#### [Goal]
Consider the data that follows and state how many lines contain the string "тексту", using the number alone.

#### [Data records]
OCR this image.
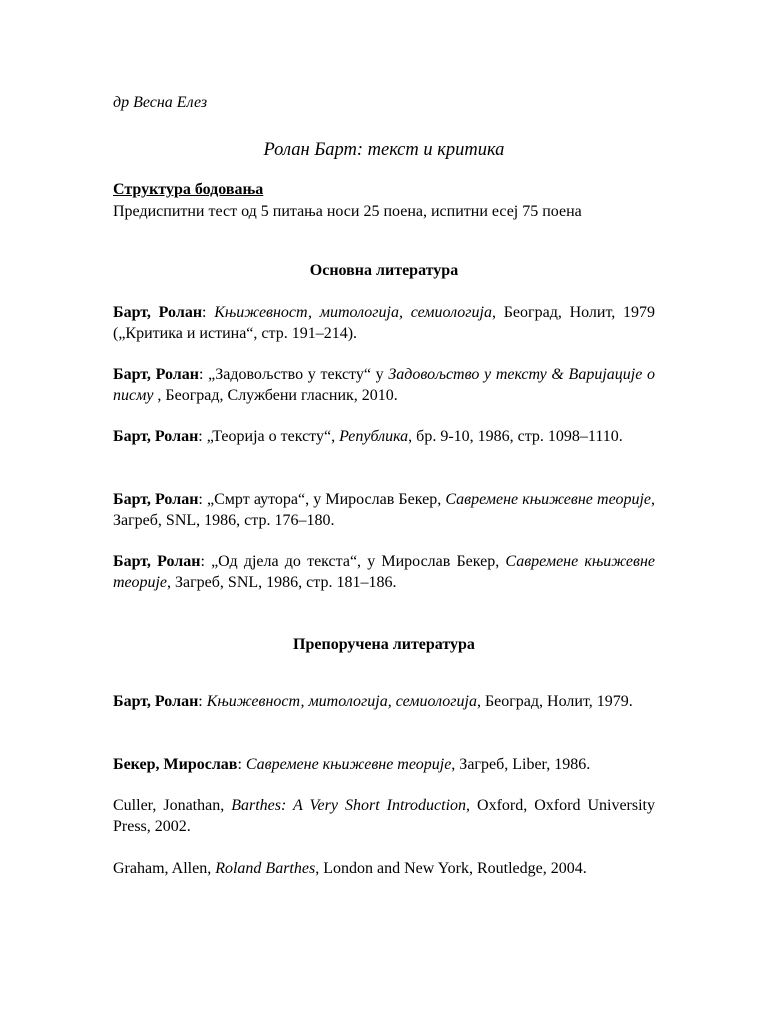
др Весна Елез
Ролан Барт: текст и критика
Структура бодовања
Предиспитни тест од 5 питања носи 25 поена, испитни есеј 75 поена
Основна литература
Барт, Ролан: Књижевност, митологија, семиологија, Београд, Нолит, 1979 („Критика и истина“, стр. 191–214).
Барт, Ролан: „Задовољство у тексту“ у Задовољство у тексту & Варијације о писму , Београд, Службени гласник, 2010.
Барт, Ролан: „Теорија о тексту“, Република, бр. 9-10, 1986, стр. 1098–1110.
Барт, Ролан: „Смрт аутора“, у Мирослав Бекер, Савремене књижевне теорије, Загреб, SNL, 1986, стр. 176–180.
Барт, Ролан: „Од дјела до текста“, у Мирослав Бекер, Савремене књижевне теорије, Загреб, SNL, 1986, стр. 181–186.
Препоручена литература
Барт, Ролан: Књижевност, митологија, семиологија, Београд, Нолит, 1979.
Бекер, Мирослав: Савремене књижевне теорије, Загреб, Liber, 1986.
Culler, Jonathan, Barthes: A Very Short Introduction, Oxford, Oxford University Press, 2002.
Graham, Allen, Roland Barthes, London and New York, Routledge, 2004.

#### [Problem solution]
2